[Opening Dataset entries section]

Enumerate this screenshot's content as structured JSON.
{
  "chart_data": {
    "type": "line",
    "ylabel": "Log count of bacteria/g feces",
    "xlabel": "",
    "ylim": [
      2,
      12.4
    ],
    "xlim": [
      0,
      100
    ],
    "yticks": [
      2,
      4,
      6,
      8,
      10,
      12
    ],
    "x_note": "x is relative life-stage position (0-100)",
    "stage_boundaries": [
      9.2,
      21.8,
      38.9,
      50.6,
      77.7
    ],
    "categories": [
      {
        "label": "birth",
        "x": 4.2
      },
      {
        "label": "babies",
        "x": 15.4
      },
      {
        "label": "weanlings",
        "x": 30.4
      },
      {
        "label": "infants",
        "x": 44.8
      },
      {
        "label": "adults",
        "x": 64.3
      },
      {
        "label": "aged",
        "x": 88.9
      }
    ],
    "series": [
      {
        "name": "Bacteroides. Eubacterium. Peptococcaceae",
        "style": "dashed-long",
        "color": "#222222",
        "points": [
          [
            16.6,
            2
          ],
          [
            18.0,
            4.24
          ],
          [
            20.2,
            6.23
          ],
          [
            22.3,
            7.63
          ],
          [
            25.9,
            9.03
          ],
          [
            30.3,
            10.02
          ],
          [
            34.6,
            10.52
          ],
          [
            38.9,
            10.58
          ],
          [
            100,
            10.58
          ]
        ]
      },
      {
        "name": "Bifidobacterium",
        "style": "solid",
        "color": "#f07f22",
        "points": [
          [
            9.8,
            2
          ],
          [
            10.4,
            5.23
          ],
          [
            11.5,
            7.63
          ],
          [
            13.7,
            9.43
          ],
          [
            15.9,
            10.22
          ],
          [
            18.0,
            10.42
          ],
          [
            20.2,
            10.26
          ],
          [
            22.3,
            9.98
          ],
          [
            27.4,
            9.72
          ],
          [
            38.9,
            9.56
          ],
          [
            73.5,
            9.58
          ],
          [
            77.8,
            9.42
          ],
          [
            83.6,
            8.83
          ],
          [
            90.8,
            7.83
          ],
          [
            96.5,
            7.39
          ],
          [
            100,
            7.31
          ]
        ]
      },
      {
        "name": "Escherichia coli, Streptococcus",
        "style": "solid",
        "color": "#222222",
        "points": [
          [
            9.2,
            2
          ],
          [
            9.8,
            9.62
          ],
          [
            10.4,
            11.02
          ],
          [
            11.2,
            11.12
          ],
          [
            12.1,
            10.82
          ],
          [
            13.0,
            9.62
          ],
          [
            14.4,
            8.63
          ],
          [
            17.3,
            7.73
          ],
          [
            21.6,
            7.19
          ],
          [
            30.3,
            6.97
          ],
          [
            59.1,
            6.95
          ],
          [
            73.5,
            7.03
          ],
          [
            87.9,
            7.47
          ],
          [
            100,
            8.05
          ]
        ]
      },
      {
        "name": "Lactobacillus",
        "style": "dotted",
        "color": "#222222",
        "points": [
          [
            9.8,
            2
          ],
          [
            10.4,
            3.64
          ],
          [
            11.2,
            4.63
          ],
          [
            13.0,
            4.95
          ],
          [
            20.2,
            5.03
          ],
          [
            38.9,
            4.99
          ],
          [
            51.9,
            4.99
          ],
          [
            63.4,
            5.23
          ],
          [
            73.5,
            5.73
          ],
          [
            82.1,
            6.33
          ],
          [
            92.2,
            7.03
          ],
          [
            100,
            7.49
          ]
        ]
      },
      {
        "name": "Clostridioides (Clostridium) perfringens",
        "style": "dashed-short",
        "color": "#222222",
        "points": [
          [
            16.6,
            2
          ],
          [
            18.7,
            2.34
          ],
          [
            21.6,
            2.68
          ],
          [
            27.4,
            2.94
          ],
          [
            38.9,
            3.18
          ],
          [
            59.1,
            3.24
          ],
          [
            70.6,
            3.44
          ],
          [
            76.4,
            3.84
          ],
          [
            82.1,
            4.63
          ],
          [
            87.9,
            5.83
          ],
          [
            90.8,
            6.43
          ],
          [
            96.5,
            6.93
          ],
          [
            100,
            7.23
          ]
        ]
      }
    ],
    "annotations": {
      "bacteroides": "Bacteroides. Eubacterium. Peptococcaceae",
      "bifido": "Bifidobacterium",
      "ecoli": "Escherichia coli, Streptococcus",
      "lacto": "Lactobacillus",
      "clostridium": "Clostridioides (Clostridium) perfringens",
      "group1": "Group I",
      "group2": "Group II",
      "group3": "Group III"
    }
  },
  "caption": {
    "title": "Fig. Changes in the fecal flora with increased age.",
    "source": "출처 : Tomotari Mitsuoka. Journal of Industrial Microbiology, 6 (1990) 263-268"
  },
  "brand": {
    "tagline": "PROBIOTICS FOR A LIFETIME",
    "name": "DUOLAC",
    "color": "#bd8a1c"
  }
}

[Closing Dataset entries section]

Problem statement >> All the entries above should come back exactly as they are written.

Exercise solution >>
Enumerate this screenshot's content as structured JSON.
{
  "chart_data": {
    "type": "line",
    "ylabel": "Log count of bacteria/g feces",
    "xlabel": "",
    "ylim": [
      2,
      12.4
    ],
    "xlim": [
      0,
      100
    ],
    "yticks": [
      2,
      4,
      6,
      8,
      10,
      12
    ],
    "x_note": "x is relative life-stage position (0-100)",
    "stage_boundaries": [
      9.2,
      21.8,
      38.9,
      50.6,
      77.7
    ],
    "categories": [
      {
        "label": "birth",
        "x": 4.2
      },
      {
        "label": "babies",
        "x": 15.4
      },
      {
        "label": "weanlings",
        "x": 30.4
      },
      {
        "label": "infants",
        "x": 44.8
      },
      {
        "label": "adults",
        "x": 64.3
      },
      {
        "label": "aged",
        "x": 88.9
      }
    ],
    "series": [
      {
        "name": "Bacteroides. Eubacterium. Peptococcaceae",
        "style": "dashed-long",
        "color": "#222222",
        "points": [
          [
            16.6,
            2
          ],
          [
            18.0,
            4.24
          ],
          [
            20.2,
            6.23
          ],
          [
            22.3,
            7.63
          ],
          [
            25.9,
            9.03
          ],
          [
            30.3,
            10.02
          ],
          [
            34.6,
            10.52
          ],
          [
            38.9,
            10.58
          ],
          [
            100,
            10.58
          ]
        ]
      },
      {
        "name": "Bifidobacterium",
        "style": "solid",
        "color": "#f07f22",
        "points": [
          [
            9.8,
            2
          ],
          [
            10.4,
            5.23
          ],
          [
            11.5,
            7.63
          ],
          [
            13.7,
            9.43
          ],
          [
            15.9,
            10.22
          ],
          [
            18.0,
            10.42
          ],
          [
            20.2,
            10.26
          ],
          [
            22.3,
            9.98
          ],
          [
            27.4,
            9.72
          ],
          [
            38.9,
            9.56
          ],
          [
            73.5,
            9.58
          ],
          [
            77.8,
            9.42
          ],
          [
            83.6,
            8.83
          ],
          [
            90.8,
            7.83
          ],
          [
            96.5,
            7.39
          ],
          [
            100,
            7.31
          ]
        ]
      },
      {
        "name": "Escherichia coli, Streptococcus",
        "style": "solid",
        "color": "#222222",
        "points": [
          [
            9.2,
            2
          ],
          [
            9.8,
            9.62
          ],
          [
            10.4,
            11.02
          ],
          [
            11.2,
            11.12
          ],
          [
            12.1,
            10.82
          ],
          [
            13.0,
            9.62
          ],
          [
            14.4,
            8.63
          ],
          [
            17.3,
            7.73
          ],
          [
            21.6,
            7.19
          ],
          [
            30.3,
            6.97
          ],
          [
            59.1,
            6.95
          ],
          [
            73.5,
            7.03
          ],
          [
            87.9,
            7.47
          ],
          [
            100,
            8.05
          ]
        ]
      },
      {
        "name": "Lactobacillus",
        "style": "dotted",
        "color": "#222222",
        "points": [
          [
            9.8,
            2
          ],
          [
            10.4,
            3.64
          ],
          [
            11.2,
            4.63
          ],
          [
            13.0,
            4.95
          ],
          [
            20.2,
            5.03
          ],
          [
            38.9,
            4.99
          ],
          [
            51.9,
            4.99
          ],
          [
            63.4,
            5.23
          ],
          [
            73.5,
            5.73
          ],
          [
            82.1,
            6.33
          ],
          [
            92.2,
            7.03
          ],
          [
            100,
            7.49
          ]
        ]
      },
      {
        "name": "Clostridioides (Clostridium) perfringens",
        "style": "dashed-short",
        "color": "#222222",
        "points": [
          [
            16.6,
            2
          ],
          [
            18.7,
            2.34
          ],
          [
            21.6,
            2.68
          ],
          [
            27.4,
            2.94
          ],
          [
            38.9,
            3.18
          ],
          [
            59.1,
            3.24
          ],
          [
            70.6,
            3.44
          ],
          [
            76.4,
            3.84
          ],
          [
            82.1,
            4.63
          ],
          [
            87.9,
            5.83
          ],
          [
            90.8,
            6.43
          ],
          [
            96.5,
            6.93
          ],
          [
            100,
            7.23
          ]
        ]
      }
    ],
    "annotations": {
      "bacteroides": "Bacteroides. Eubacterium. Peptococcaceae",
      "bifido": "Bifidobacterium",
      "ecoli": "Escherichia coli, Streptococcus",
      "lacto": "Lactobacillus",
      "clostridium": "Clostridioides (Clostridium) perfringens",
      "group1": "Group I",
      "group2": "Group II",
      "group3": "Group III"
    }
  },
  "caption": {
    "title": "Fig. Changes in the fecal flora with increased age.",
    "source": "출처 : Tomotari Mitsuoka. Journal of Industrial Microbiology, 6 (1990) 263-268"
  },
  "brand": {
    "tagline": "PROBIOTICS FOR A LIFETIME",
    "name": "DUOLAC",
    "color": "#bd8a1c"
  }
}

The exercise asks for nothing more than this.